**REQUIREMENTS:** Exactly repeat the material, dropping only the pictures.

[Dataset entries]
▼

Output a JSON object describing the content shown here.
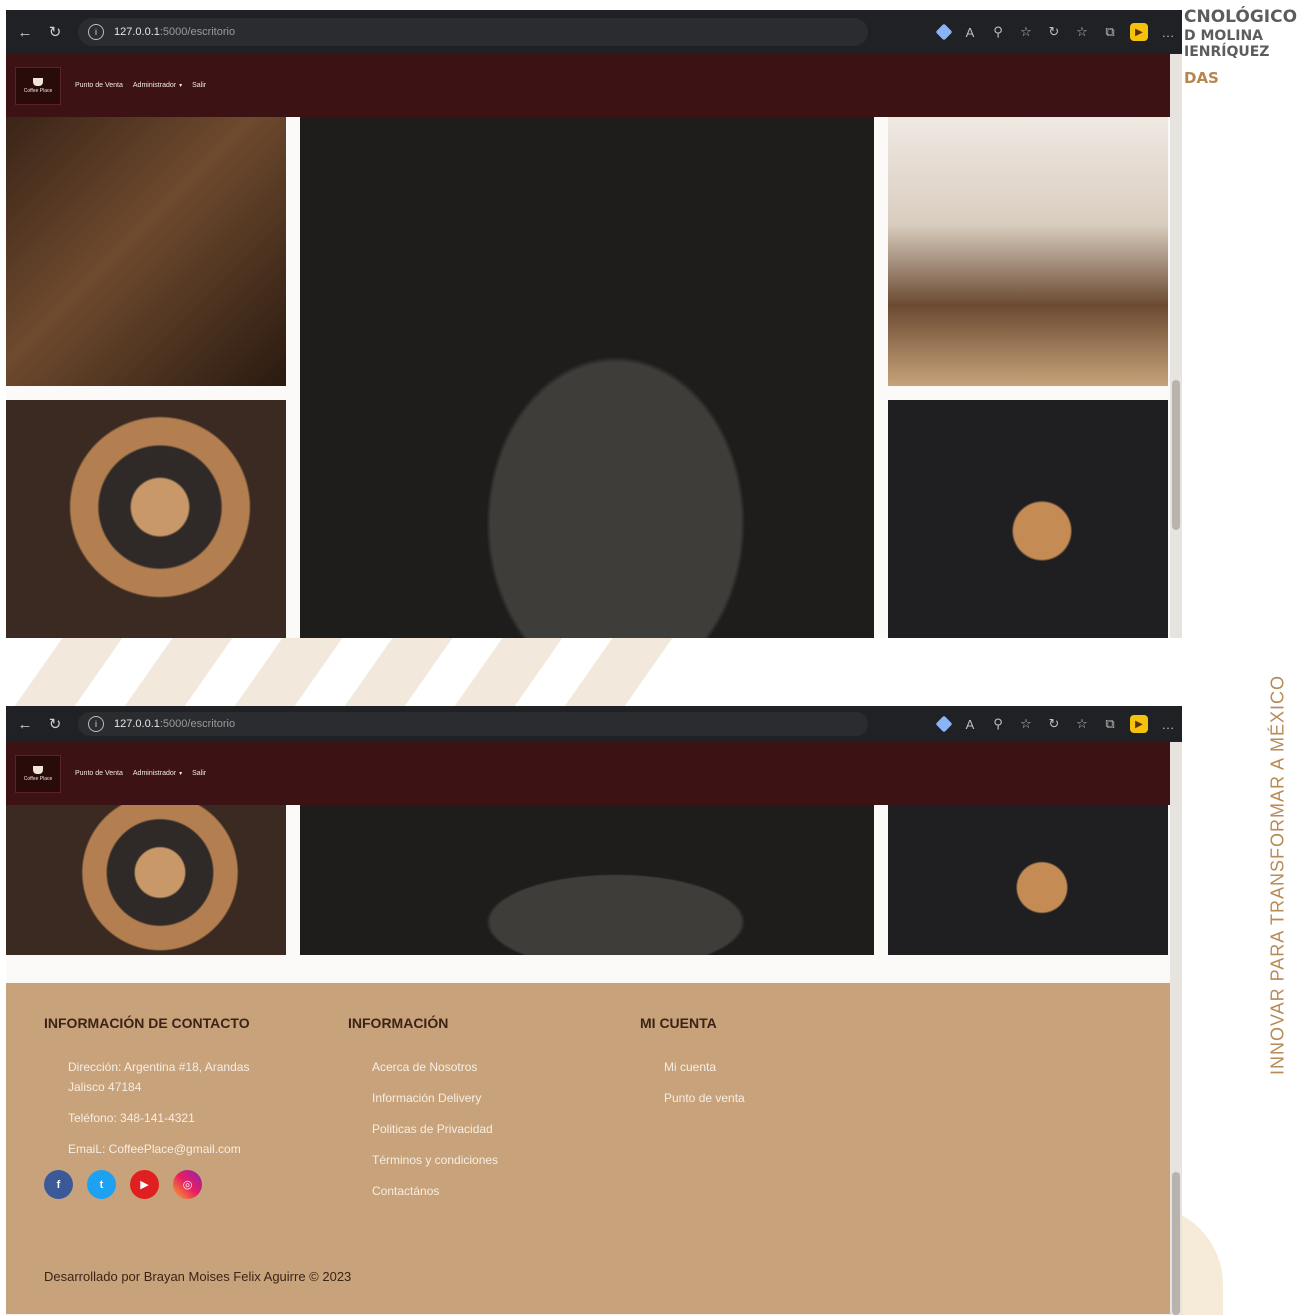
{
  "slide": {
    "brand_line1": "CNOLÓGICO",
    "brand_line2": "D MOLINA",
    "brand_line3": "IENRÍQUEZ",
    "brand_line4": "DAS",
    "vertical_slogan": "INNOVAR PARA TRANSFORMAR A MÉXICO"
  },
  "browser": {
    "url_host": "127.0.0.1",
    "url_path": ":5000/escritorio",
    "info_icon": "info-icon"
  },
  "navbar": {
    "logo_text": "Coffee Place",
    "links": [
      "Punto de Venta",
      "Administrador",
      "Salir"
    ]
  },
  "footer": {
    "contact": {
      "title": "INFORMACIÓN DE CONTACTO",
      "address": "Dirección: Argentina #18, Arandas Jalisco 47184",
      "phone": "Teléfono: 348-141-4321",
      "email": "EmaiL: CoffeePlace@gmail.com"
    },
    "info": {
      "title": "INFORMACIÓN",
      "links": [
        "Acerca de Nosotros",
        "Información Delivery",
        "Politicas de Privacidad",
        "Términos y condiciones",
        "Contactános"
      ]
    },
    "account": {
      "title": "MI CUENTA",
      "links": [
        "Mi cuenta",
        "Punto de venta"
      ]
    },
    "social": [
      "f",
      "t",
      "▶",
      "◎"
    ],
    "copyright": "Desarrollado por Brayan Moises Felix Aguirre © 2023"
  },
  "colors": {
    "navbar": "#3d1214",
    "footer": "#c8a27a",
    "footer_heading": "#3a2417"
  }
}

▲

**CORRECT ANSWER:**
Output a JSON object describing the content shown here.
{
  "slide": {
    "brand_line1": "CNOLÓGICO",
    "brand_line2": "D MOLINA",
    "brand_line3": "IENRÍQUEZ",
    "brand_line4": "DAS",
    "vertical_slogan": "INNOVAR PARA TRANSFORMAR A MÉXICO"
  },
  "browser": {
    "url_host": "127.0.0.1",
    "url_path": ":5000/escritorio",
    "info_icon": "info-icon"
  },
  "navbar": {
    "logo_text": "Coffee Place",
    "links": [
      "Punto de Venta",
      "Administrador",
      "Salir"
    ]
  },
  "footer": {
    "contact": {
      "title": "INFORMACIÓN DE CONTACTO",
      "address": "Dirección: Argentina #18, Arandas Jalisco 47184",
      "phone": "Teléfono: 348-141-4321",
      "email": "EmaiL: CoffeePlace@gmail.com"
    },
    "info": {
      "title": "INFORMACIÓN",
      "links": [
        "Acerca de Nosotros",
        "Información Delivery",
        "Politicas de Privacidad",
        "Términos y condiciones",
        "Contactános"
      ]
    },
    "account": {
      "title": "MI CUENTA",
      "links": [
        "Mi cuenta",
        "Punto de venta"
      ]
    },
    "social": [
      "f",
      "t",
      "▶",
      "◎"
    ],
    "copyright": "Desarrollado por Brayan Moises Felix Aguirre © 2023"
  },
  "colors": {
    "navbar": "#3d1214",
    "footer": "#c8a27a",
    "footer_heading": "#3a2417"
  }
}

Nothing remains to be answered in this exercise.